== Your task ==
Reproduce every line in the listing that contains the word "type".

== Records shown ==
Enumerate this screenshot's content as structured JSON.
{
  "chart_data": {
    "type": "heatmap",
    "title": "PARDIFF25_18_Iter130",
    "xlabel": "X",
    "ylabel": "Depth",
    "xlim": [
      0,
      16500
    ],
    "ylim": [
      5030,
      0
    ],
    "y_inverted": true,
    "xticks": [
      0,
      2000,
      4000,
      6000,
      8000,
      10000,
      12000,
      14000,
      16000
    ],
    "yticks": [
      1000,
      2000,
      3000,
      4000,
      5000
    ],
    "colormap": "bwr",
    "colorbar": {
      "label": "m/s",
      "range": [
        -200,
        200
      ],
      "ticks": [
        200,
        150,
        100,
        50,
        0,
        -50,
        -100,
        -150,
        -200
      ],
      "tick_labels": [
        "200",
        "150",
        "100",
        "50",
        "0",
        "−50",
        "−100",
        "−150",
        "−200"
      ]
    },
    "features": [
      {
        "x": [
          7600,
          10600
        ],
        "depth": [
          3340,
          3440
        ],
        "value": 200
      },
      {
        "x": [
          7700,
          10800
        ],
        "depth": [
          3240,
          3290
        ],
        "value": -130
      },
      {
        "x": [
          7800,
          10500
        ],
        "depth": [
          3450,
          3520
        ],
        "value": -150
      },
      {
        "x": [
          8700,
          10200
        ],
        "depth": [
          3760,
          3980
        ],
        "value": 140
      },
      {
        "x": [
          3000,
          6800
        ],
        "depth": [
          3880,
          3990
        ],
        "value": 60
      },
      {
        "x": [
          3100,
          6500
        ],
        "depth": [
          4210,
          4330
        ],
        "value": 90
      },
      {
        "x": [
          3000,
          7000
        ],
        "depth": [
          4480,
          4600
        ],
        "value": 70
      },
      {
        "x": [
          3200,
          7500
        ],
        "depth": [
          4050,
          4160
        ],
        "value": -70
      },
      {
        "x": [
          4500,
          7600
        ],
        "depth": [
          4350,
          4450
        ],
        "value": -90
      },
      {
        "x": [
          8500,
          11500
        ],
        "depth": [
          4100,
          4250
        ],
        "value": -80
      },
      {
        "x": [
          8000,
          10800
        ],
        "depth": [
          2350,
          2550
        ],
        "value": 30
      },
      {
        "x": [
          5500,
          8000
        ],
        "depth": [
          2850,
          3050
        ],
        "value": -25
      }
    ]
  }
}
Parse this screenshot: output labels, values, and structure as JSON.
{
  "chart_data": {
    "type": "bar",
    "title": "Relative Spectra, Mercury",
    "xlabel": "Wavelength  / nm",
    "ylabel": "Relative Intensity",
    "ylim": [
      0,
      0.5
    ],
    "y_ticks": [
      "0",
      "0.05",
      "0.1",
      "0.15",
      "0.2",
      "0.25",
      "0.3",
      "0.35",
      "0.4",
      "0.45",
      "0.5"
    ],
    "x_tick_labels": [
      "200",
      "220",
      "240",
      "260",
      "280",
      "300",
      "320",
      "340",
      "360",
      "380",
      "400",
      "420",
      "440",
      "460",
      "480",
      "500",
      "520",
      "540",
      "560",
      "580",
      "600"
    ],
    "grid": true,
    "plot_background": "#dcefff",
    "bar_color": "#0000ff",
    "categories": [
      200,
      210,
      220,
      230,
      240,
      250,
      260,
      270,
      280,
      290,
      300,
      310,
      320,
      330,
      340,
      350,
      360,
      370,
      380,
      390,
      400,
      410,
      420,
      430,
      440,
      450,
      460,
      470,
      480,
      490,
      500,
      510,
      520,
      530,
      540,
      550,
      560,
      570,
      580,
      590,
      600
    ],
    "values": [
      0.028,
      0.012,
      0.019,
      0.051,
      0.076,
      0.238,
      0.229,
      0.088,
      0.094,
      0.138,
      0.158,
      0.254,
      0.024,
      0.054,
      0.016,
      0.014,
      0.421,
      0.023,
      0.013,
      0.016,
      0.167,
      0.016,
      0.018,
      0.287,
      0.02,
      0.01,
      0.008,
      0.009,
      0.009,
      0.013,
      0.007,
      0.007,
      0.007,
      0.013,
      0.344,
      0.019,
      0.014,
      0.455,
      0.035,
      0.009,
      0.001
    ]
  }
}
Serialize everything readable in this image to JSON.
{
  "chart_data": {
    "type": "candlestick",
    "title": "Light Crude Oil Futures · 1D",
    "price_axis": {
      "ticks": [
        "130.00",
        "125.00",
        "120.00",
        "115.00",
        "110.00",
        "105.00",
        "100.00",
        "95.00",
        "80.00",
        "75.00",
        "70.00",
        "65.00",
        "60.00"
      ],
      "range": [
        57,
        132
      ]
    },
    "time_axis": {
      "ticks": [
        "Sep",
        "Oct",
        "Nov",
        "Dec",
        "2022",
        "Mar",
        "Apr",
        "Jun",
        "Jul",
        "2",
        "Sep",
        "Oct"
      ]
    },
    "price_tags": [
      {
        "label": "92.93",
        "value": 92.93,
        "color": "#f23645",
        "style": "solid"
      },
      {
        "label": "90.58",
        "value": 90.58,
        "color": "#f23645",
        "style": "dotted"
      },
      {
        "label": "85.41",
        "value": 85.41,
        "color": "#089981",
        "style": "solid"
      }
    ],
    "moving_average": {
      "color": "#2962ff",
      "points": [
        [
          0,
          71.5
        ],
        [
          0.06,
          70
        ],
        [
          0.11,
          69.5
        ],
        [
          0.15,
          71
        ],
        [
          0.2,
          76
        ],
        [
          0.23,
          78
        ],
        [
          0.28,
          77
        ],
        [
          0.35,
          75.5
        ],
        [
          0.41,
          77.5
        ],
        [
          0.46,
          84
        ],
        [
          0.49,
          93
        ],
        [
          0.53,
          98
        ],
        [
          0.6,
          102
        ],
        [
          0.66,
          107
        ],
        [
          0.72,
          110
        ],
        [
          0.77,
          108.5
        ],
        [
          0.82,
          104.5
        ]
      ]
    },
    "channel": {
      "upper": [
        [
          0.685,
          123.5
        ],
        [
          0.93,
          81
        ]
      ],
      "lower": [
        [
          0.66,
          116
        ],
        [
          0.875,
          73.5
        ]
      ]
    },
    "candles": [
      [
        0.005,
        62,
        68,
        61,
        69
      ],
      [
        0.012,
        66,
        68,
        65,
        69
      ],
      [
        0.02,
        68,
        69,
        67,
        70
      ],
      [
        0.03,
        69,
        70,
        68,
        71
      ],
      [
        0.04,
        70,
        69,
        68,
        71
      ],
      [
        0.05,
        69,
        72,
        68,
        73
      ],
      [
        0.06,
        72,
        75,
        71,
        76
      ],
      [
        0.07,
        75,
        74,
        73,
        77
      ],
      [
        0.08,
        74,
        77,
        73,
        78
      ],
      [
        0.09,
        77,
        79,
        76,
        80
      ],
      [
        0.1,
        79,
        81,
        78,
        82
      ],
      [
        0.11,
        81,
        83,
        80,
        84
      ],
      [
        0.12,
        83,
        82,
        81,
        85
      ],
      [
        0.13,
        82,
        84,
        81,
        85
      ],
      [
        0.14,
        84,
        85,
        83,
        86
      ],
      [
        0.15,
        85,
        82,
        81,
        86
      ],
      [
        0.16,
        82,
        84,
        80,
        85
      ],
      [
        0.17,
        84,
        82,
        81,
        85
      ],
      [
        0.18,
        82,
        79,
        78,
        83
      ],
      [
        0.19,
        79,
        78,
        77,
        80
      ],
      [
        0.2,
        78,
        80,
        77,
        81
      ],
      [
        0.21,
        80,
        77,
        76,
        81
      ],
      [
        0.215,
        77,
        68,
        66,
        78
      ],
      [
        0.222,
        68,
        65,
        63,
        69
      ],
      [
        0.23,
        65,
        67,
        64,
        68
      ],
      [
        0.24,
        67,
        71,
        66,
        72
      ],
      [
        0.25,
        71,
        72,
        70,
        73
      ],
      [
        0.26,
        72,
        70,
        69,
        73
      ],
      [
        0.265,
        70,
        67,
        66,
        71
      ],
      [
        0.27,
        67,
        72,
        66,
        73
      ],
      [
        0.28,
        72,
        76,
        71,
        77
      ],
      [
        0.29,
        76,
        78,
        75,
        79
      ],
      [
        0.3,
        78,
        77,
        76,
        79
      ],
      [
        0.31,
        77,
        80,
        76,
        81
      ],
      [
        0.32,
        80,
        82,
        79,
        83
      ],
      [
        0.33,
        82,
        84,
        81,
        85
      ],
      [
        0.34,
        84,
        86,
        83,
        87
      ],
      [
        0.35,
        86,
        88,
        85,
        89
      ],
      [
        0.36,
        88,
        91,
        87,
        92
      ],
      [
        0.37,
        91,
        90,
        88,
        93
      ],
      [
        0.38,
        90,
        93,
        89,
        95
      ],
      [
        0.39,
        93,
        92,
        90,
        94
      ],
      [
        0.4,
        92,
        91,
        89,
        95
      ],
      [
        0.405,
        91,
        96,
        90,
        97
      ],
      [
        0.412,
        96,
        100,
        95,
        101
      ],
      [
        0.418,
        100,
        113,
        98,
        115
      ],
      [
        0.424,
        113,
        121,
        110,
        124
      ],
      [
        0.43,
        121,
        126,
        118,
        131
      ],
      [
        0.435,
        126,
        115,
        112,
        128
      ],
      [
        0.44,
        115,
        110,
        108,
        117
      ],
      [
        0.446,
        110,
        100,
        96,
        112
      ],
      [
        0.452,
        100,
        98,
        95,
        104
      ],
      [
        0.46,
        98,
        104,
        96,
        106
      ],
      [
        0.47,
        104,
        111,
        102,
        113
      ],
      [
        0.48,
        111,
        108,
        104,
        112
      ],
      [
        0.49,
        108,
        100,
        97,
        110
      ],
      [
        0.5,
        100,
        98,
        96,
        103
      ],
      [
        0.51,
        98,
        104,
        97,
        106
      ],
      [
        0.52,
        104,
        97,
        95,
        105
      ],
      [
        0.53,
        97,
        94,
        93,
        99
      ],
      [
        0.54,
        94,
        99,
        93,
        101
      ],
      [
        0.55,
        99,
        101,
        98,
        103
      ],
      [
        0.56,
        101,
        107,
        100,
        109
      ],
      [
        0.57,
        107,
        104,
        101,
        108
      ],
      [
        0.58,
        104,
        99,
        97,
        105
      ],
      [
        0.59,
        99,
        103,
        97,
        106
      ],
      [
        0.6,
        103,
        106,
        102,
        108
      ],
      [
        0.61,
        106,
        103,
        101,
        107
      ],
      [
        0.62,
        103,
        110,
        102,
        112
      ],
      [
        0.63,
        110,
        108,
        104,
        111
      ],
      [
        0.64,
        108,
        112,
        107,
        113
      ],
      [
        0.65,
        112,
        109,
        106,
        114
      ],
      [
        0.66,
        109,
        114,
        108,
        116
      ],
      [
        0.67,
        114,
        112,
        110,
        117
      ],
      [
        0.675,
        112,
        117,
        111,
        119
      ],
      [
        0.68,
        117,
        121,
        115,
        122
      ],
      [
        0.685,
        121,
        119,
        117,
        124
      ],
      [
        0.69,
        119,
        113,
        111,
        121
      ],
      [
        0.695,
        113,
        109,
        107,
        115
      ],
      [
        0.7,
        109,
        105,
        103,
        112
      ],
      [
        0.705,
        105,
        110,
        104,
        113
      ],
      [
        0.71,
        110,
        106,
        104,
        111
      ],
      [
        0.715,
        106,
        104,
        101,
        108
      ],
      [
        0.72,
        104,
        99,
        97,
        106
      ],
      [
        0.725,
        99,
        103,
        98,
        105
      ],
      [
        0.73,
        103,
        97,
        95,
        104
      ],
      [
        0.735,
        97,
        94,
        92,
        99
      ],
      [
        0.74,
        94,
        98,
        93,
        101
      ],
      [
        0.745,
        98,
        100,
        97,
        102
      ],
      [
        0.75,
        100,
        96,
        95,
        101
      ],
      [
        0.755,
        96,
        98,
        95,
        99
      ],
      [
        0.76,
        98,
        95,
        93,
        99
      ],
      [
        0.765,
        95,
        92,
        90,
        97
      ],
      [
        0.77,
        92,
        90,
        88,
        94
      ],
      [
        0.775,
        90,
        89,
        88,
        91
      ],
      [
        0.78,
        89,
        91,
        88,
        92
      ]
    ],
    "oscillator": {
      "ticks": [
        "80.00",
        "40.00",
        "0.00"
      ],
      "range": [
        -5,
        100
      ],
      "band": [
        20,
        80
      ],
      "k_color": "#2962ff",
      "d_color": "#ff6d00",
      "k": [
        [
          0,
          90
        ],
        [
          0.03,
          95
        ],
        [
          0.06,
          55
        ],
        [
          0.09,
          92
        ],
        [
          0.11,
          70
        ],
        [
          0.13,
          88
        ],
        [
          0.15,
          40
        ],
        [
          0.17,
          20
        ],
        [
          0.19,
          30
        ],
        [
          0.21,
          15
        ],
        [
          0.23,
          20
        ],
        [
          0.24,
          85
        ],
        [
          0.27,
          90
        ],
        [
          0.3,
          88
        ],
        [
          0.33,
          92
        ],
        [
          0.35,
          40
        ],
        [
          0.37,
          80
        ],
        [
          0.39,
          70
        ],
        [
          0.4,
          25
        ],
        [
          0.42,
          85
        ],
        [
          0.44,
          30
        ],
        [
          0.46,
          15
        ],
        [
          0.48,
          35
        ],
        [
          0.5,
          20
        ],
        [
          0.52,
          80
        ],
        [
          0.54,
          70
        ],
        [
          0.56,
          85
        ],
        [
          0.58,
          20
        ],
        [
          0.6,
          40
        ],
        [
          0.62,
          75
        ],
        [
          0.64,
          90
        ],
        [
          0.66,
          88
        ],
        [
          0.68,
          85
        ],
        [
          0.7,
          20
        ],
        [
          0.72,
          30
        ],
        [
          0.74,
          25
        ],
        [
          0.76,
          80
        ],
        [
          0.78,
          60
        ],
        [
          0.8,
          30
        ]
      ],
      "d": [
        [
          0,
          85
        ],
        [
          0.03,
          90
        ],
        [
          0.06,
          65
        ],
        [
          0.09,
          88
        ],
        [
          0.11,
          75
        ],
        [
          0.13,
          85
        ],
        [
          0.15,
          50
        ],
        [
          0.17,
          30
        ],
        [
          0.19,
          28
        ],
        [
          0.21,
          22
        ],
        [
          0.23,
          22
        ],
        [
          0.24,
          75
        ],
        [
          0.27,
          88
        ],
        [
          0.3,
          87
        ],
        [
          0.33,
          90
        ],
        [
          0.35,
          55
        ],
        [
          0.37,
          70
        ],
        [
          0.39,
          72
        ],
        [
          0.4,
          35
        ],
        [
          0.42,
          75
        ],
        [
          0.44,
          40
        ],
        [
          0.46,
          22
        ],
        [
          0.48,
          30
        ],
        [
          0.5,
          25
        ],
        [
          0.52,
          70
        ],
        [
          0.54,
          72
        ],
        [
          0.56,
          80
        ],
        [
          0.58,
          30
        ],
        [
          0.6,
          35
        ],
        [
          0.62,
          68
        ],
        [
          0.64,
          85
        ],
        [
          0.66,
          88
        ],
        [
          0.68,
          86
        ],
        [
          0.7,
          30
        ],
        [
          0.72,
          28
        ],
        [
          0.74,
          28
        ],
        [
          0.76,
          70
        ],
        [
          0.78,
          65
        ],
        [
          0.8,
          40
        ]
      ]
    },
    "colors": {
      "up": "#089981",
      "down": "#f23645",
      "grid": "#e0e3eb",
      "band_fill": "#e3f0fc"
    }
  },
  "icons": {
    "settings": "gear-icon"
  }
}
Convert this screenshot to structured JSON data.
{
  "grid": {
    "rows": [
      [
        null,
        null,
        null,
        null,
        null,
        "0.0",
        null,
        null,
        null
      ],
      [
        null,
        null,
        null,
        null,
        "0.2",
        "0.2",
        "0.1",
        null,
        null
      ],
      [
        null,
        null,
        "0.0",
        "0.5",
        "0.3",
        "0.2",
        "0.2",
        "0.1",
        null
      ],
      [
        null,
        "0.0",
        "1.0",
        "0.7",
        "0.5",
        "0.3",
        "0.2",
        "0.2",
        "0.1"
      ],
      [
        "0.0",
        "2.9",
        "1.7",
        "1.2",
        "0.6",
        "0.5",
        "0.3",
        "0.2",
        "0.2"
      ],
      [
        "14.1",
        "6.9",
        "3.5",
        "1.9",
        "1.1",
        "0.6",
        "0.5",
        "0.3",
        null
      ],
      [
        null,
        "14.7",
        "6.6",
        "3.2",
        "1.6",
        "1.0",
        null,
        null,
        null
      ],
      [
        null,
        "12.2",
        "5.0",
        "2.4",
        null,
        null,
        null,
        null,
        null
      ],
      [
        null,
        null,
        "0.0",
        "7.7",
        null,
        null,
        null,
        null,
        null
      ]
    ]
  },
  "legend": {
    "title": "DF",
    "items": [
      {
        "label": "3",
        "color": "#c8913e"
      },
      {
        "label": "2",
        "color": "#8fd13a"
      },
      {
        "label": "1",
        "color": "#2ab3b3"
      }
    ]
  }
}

== Reply to the task ==
    "type": "heatmap",
    "type": "bar",
    "type": "candlestick",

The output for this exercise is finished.